• Exercise
Repeat the data word for word. Do not include the pictures.

• Dataset content
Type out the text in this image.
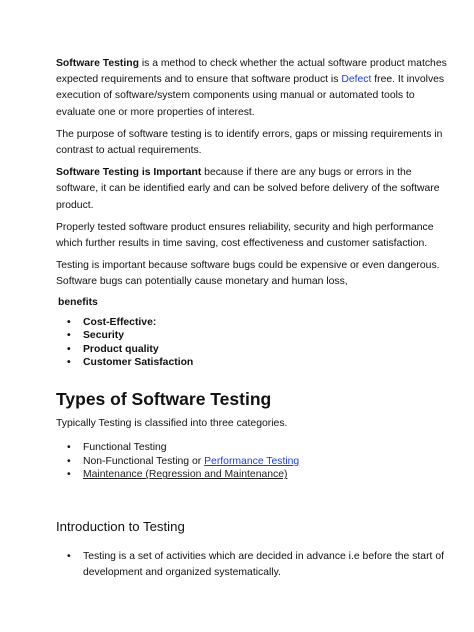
Software Testing is a method to check whether the actual software product matches expected requirements and to ensure that software product is Defect free. It involves execution of software/system components using manual or automated tools to evaluate one or more properties of interest.

The purpose of software testing is to identify errors, gaps or missing requirements in contrast to actual requirements.

Software Testing is Important because if there are any bugs or errors in the software, it can be identified early and can be solved before delivery of the software product.

Properly tested software product ensures reliability, security and high performance which further results in time saving, cost effectiveness and customer satisfaction.

Testing is important because software bugs could be expensive or even dangerous. Software bugs can potentially cause monetary and human loss,

benefits
• Cost-Effective:
• Security
• Product quality
• Customer Satisfaction
Types of Software Testing

Typically Testing is classified into three categories.

• Functional Testing
• Non-Functional Testing or Performance Testing
• Maintenance (Regression and Maintenance)
Introduction to Testing
• Testing is a set of activities which are decided in advance i.e before the start of development and organized systematically.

• Response to the task
Type out the text in this image.
Software Testing is a method to check whether the actual software product matches expected requirements and to ensure that software product is Defect free. It involves execution of software/system components using manual or automated tools to evaluate one or more properties of interest.

The purpose of software testing is to identify errors, gaps or missing requirements in contrast to actual requirements.

Software Testing is Important because if there are any bugs or errors in the software, it can be identified early and can be solved before delivery of the software product.

Properly tested software product ensures reliability, security and high performance which further results in time saving, cost effectiveness and customer satisfaction.

Testing is important because software bugs could be expensive or even dangerous. Software bugs can potentially cause monetary and human loss,

benefits
• Cost-Effective:
• Security
• Product quality
• Customer Satisfaction
Types of Software Testing

Typically Testing is classified into three categories.

• Functional Testing
• Non-Functional Testing or Performance Testing
• Maintenance (Regression and Maintenance)
Introduction to Testing
• Testing is a set of activities which are decided in advance i.e before the start of development and organized systematically.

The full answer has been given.